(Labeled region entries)

▼▼▼

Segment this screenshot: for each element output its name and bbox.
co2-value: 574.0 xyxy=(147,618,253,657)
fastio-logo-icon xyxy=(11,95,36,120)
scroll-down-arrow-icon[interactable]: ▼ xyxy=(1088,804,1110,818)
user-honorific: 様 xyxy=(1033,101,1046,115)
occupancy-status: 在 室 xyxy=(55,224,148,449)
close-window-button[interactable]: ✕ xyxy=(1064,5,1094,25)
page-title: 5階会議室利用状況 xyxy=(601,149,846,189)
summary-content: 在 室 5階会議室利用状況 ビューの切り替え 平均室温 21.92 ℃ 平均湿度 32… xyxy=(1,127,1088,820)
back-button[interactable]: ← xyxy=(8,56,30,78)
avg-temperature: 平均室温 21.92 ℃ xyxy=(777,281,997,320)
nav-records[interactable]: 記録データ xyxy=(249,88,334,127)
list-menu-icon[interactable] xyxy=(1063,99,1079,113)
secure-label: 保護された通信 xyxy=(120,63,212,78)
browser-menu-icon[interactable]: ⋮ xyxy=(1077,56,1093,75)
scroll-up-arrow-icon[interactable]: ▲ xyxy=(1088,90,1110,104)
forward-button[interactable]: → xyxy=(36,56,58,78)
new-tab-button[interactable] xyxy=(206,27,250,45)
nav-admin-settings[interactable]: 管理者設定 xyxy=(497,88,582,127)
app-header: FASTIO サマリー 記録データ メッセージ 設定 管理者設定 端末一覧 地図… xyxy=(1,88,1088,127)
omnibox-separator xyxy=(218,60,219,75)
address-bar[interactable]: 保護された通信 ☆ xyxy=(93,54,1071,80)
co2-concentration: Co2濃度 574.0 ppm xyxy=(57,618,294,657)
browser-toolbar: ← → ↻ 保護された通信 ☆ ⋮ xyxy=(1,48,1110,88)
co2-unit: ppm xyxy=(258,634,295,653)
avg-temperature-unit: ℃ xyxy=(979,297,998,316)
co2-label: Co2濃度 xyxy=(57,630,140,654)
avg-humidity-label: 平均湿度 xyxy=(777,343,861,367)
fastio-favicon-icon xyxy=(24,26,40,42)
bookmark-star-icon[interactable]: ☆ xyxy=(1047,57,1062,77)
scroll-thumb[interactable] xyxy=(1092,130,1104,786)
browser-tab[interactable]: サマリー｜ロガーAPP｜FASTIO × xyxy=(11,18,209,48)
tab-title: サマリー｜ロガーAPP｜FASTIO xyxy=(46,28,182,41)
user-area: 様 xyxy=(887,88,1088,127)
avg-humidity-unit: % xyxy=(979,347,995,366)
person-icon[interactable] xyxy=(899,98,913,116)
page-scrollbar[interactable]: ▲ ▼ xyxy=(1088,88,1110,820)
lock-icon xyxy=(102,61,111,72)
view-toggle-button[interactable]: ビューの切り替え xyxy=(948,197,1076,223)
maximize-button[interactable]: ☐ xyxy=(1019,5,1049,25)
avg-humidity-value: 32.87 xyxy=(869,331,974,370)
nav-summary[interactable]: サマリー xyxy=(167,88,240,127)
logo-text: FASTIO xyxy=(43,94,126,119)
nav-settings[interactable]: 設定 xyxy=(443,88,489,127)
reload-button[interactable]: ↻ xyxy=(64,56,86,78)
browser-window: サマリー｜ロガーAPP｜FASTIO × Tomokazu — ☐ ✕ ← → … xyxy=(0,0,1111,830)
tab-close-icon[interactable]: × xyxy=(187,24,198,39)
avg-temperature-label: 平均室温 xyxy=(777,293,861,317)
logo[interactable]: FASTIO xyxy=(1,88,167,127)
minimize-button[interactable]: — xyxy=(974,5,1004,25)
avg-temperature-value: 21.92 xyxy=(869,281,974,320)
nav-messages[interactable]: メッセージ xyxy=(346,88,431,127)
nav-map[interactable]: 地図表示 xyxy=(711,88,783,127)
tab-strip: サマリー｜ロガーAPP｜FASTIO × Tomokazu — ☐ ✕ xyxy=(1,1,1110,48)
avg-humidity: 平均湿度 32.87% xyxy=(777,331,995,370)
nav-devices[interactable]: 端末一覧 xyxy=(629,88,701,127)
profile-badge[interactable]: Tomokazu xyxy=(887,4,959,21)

▲▲▲

Short problem
Retype the records from the first line through the line containing "address-bar[interactable]: 保護された通信 ☆", both included, with no changes.

Task response
Segment this screenshot: for each element output its name and bbox.
co2-value: 574.0 xyxy=(147,618,253,657)
fastio-logo-icon xyxy=(11,95,36,120)
scroll-down-arrow-icon[interactable]: ▼ xyxy=(1088,804,1110,818)
user-honorific: 様 xyxy=(1033,101,1046,115)
occupancy-status: 在 室 xyxy=(55,224,148,449)
close-window-button[interactable]: ✕ xyxy=(1064,5,1094,25)
page-title: 5階会議室利用状況 xyxy=(601,149,846,189)
summary-content: 在 室 5階会議室利用状況 ビューの切り替え 平均室温 21.92 ℃ 平均湿度 32… xyxy=(1,127,1088,820)
back-button[interactable]: ← xyxy=(8,56,30,78)
avg-temperature: 平均室温 21.92 ℃ xyxy=(777,281,997,320)
nav-records[interactable]: 記録データ xyxy=(249,88,334,127)
list-menu-icon[interactable] xyxy=(1063,99,1079,113)
secure-label: 保護された通信 xyxy=(120,63,212,78)
browser-menu-icon[interactable]: ⋮ xyxy=(1077,56,1093,75)
scroll-up-arrow-icon[interactable]: ▲ xyxy=(1088,90,1110,104)
forward-button[interactable]: → xyxy=(36,56,58,78)
new-tab-button[interactable] xyxy=(206,27,250,45)
nav-admin-settings[interactable]: 管理者設定 xyxy=(497,88,582,127)
app-header: FASTIO サマリー 記録データ メッセージ 設定 管理者設定 端末一覧 地図… xyxy=(1,88,1088,127)
omnibox-separator xyxy=(218,60,219,75)
address-bar[interactable]: 保護された通信 ☆ xyxy=(93,54,1071,80)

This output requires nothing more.